- [WHAT TO WORK ON] Extract the listing in its entirety, keeping each line identical to the original.

- [EXERCISE MATERIAL]

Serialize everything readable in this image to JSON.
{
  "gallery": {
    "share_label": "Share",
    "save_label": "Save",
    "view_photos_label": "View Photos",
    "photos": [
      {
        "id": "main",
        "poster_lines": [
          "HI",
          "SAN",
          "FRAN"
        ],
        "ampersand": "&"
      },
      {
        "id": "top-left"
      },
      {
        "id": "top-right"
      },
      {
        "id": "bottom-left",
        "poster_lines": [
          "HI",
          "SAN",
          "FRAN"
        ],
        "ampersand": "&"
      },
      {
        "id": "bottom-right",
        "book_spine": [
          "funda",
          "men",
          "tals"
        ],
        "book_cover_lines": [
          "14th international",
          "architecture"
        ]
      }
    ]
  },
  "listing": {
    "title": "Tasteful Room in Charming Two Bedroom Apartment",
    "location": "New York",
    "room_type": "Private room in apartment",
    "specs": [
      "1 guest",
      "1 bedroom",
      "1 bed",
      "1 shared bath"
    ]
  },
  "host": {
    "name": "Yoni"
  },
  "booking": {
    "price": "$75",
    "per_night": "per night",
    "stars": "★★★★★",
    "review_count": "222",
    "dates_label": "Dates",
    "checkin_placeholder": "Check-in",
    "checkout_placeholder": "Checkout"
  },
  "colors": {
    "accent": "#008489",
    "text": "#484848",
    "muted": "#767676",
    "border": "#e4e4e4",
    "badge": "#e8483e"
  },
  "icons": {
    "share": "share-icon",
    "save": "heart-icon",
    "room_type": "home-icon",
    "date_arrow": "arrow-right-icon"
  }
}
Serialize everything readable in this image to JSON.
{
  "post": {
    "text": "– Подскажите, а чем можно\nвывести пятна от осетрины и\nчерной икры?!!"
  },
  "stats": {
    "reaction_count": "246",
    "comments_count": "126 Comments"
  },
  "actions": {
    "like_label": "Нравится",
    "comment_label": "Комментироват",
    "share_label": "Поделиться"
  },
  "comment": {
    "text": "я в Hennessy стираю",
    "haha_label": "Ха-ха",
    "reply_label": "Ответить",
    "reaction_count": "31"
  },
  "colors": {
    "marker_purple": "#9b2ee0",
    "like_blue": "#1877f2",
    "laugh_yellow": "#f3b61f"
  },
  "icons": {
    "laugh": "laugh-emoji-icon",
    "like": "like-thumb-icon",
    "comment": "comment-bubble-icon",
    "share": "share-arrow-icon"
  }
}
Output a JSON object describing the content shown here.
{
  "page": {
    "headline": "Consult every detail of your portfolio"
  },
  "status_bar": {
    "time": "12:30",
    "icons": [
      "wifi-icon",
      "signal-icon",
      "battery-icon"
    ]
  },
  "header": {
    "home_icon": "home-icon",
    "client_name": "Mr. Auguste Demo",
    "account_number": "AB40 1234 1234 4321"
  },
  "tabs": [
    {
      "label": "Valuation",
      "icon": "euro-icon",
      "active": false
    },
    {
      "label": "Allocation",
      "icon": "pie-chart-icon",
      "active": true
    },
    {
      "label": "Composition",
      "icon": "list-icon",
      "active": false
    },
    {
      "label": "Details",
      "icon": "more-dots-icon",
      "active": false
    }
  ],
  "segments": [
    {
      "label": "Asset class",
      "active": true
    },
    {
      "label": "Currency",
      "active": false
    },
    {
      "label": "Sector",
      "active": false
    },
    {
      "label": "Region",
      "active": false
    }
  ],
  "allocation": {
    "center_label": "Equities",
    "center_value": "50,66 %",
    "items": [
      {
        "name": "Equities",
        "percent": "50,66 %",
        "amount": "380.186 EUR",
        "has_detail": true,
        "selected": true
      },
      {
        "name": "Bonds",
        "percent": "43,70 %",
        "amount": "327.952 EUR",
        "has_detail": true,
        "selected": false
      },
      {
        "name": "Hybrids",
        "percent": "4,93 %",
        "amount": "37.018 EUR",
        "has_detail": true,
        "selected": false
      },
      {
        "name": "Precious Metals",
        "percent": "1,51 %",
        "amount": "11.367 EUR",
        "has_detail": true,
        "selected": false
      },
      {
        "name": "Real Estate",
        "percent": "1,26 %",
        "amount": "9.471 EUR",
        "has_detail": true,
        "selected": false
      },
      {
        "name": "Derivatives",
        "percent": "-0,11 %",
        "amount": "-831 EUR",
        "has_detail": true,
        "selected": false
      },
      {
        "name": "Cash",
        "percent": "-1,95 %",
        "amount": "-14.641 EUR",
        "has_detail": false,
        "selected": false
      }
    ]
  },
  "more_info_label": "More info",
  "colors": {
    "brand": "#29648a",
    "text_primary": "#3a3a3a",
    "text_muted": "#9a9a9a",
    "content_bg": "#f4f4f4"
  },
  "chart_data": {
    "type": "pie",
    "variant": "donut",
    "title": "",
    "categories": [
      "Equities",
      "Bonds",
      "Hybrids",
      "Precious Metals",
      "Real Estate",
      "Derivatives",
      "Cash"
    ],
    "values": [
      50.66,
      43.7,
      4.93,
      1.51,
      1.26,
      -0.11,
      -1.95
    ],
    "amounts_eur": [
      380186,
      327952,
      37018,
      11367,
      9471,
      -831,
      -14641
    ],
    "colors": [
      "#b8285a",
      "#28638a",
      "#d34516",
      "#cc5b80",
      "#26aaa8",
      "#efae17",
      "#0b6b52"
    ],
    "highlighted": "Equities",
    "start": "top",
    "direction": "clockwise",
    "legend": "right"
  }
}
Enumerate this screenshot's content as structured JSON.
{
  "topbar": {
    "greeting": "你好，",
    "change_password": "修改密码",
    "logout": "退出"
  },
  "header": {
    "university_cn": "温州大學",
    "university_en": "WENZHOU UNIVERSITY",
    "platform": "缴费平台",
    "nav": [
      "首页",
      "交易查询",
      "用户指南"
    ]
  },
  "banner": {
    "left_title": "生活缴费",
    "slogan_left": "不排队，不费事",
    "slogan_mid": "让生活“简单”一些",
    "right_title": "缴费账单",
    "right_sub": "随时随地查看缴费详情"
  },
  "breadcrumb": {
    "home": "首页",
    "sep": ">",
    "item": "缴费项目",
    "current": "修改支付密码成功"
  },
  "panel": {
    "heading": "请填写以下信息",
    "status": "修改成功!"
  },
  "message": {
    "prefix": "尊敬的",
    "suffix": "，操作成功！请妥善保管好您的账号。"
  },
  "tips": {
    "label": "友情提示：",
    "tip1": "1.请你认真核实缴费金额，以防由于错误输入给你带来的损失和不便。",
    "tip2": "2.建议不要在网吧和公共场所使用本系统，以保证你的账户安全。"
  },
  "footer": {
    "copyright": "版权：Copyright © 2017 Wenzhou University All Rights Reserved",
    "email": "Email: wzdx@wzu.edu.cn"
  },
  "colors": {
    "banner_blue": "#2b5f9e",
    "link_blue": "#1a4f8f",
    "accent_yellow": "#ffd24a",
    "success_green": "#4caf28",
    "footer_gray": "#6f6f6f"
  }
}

- [FULL OUTPUT]
Serialize everything readable in this image to JSON.
{
  "gallery": {
    "share_label": "Share",
    "save_label": "Save",
    "view_photos_label": "View Photos",
    "photos": [
      {
        "id": "main",
        "poster_lines": [
          "HI",
          "SAN",
          "FRAN"
        ],
        "ampersand": "&"
      },
      {
        "id": "top-left"
      },
      {
        "id": "top-right"
      },
      {
        "id": "bottom-left",
        "poster_lines": [
          "HI",
          "SAN",
          "FRAN"
        ],
        "ampersand": "&"
      },
      {
        "id": "bottom-right",
        "book_spine": [
          "funda",
          "men",
          "tals"
        ],
        "book_cover_lines": [
          "14th international",
          "architecture"
        ]
      }
    ]
  },
  "listing": {
    "title": "Tasteful Room in Charming Two Bedroom Apartment",
    "location": "New York",
    "room_type": "Private room in apartment",
    "specs": [
      "1 guest",
      "1 bedroom",
      "1 bed",
      "1 shared bath"
    ]
  },
  "host": {
    "name": "Yoni"
  },
  "booking": {
    "price": "$75",
    "per_night": "per night",
    "stars": "★★★★★",
    "review_count": "222",
    "dates_label": "Dates",
    "checkin_placeholder": "Check-in",
    "checkout_placeholder": "Checkout"
  },
  "colors": {
    "accent": "#008489",
    "text": "#484848",
    "muted": "#767676",
    "border": "#e4e4e4",
    "badge": "#e8483e"
  },
  "icons": {
    "share": "share-icon",
    "save": "heart-icon",
    "room_type": "home-icon",
    "date_arrow": "arrow-right-icon"
  }
}
Serialize everything readable in this image to JSON.
{
  "post": {
    "text": "– Подскажите, а чем можно\nвывести пятна от осетрины и\nчерной икры?!!"
  },
  "stats": {
    "reaction_count": "246",
    "comments_count": "126 Comments"
  },
  "actions": {
    "like_label": "Нравится",
    "comment_label": "Комментироват",
    "share_label": "Поделиться"
  },
  "comment": {
    "text": "я в Hennessy стираю",
    "haha_label": "Ха-ха",
    "reply_label": "Ответить",
    "reaction_count": "31"
  },
  "colors": {
    "marker_purple": "#9b2ee0",
    "like_blue": "#1877f2",
    "laugh_yellow": "#f3b61f"
  },
  "icons": {
    "laugh": "laugh-emoji-icon",
    "like": "like-thumb-icon",
    "comment": "comment-bubble-icon",
    "share": "share-arrow-icon"
  }
}
Output a JSON object describing the content shown here.
{
  "page": {
    "headline": "Consult every detail of your portfolio"
  },
  "status_bar": {
    "time": "12:30",
    "icons": [
      "wifi-icon",
      "signal-icon",
      "battery-icon"
    ]
  },
  "header": {
    "home_icon": "home-icon",
    "client_name": "Mr. Auguste Demo",
    "account_number": "AB40 1234 1234 4321"
  },
  "tabs": [
    {
      "label": "Valuation",
      "icon": "euro-icon",
      "active": false
    },
    {
      "label": "Allocation",
      "icon": "pie-chart-icon",
      "active": true
    },
    {
      "label": "Composition",
      "icon": "list-icon",
      "active": false
    },
    {
      "label": "Details",
      "icon": "more-dots-icon",
      "active": false
    }
  ],
  "segments": [
    {
      "label": "Asset class",
      "active": true
    },
    {
      "label": "Currency",
      "active": false
    },
    {
      "label": "Sector",
      "active": false
    },
    {
      "label": "Region",
      "active": false
    }
  ],
  "allocation": {
    "center_label": "Equities",
    "center_value": "50,66 %",
    "items": [
      {
        "name": "Equities",
        "percent": "50,66 %",
        "amount": "380.186 EUR",
        "has_detail": true,
        "selected": true
      },
      {
        "name": "Bonds",
        "percent": "43,70 %",
        "amount": "327.952 EUR",
        "has_detail": true,
        "selected": false
      },
      {
        "name": "Hybrids",
        "percent": "4,93 %",
        "amount": "37.018 EUR",
        "has_detail": true,
        "selected": false
      },
      {
        "name": "Precious Metals",
        "percent": "1,51 %",
        "amount": "11.367 EUR",
        "has_detail": true,
        "selected": false
      },
      {
        "name": "Real Estate",
        "percent": "1,26 %",
        "amount": "9.471 EUR",
        "has_detail": true,
        "selected": false
      },
      {
        "name": "Derivatives",
        "percent": "-0,11 %",
        "amount": "-831 EUR",
        "has_detail": true,
        "selected": false
      },
      {
        "name": "Cash",
        "percent": "-1,95 %",
        "amount": "-14.641 EUR",
        "has_detail": false,
        "selected": false
      }
    ]
  },
  "more_info_label": "More info",
  "colors": {
    "brand": "#29648a",
    "text_primary": "#3a3a3a",
    "text_muted": "#9a9a9a",
    "content_bg": "#f4f4f4"
  },
  "chart_data": {
    "type": "pie",
    "variant": "donut",
    "title": "",
    "categories": [
      "Equities",
      "Bonds",
      "Hybrids",
      "Precious Metals",
      "Real Estate",
      "Derivatives",
      "Cash"
    ],
    "values": [
      50.66,
      43.7,
      4.93,
      1.51,
      1.26,
      -0.11,
      -1.95
    ],
    "amounts_eur": [
      380186,
      327952,
      37018,
      11367,
      9471,
      -831,
      -14641
    ],
    "colors": [
      "#b8285a",
      "#28638a",
      "#d34516",
      "#cc5b80",
      "#26aaa8",
      "#efae17",
      "#0b6b52"
    ],
    "highlighted": "Equities",
    "start": "top",
    "direction": "clockwise",
    "legend": "right"
  }
}
Enumerate this screenshot's content as structured JSON.
{
  "topbar": {
    "greeting": "你好，",
    "change_password": "修改密码",
    "logout": "退出"
  },
  "header": {
    "university_cn": "温州大學",
    "university_en": "WENZHOU UNIVERSITY",
    "platform": "缴费平台",
    "nav": [
      "首页",
      "交易查询",
      "用户指南"
    ]
  },
  "banner": {
    "left_title": "生活缴费",
    "slogan_left": "不排队，不费事",
    "slogan_mid": "让生活“简单”一些",
    "right_title": "缴费账单",
    "right_sub": "随时随地查看缴费详情"
  },
  "breadcrumb": {
    "home": "首页",
    "sep": ">",
    "item": "缴费项目",
    "current": "修改支付密码成功"
  },
  "panel": {
    "heading": "请填写以下信息",
    "status": "修改成功!"
  },
  "message": {
    "prefix": "尊敬的",
    "suffix": "，操作成功！请妥善保管好您的账号。"
  },
  "tips": {
    "label": "友情提示：",
    "tip1": "1.请你认真核实缴费金额，以防由于错误输入给你带来的损失和不便。",
    "tip2": "2.建议不要在网吧和公共场所使用本系统，以保证你的账户安全。"
  },
  "footer": {
    "copyright": "版权：Copyright © 2017 Wenzhou University All Rights Reserved",
    "email": "Email: wzdx@wzu.edu.cn"
  },
  "colors": {
    "banner_blue": "#2b5f9e",
    "link_blue": "#1a4f8f",
    "accent_yellow": "#ffd24a",
    "success_green": "#4caf28",
    "footer_gray": "#6f6f6f"
  }
}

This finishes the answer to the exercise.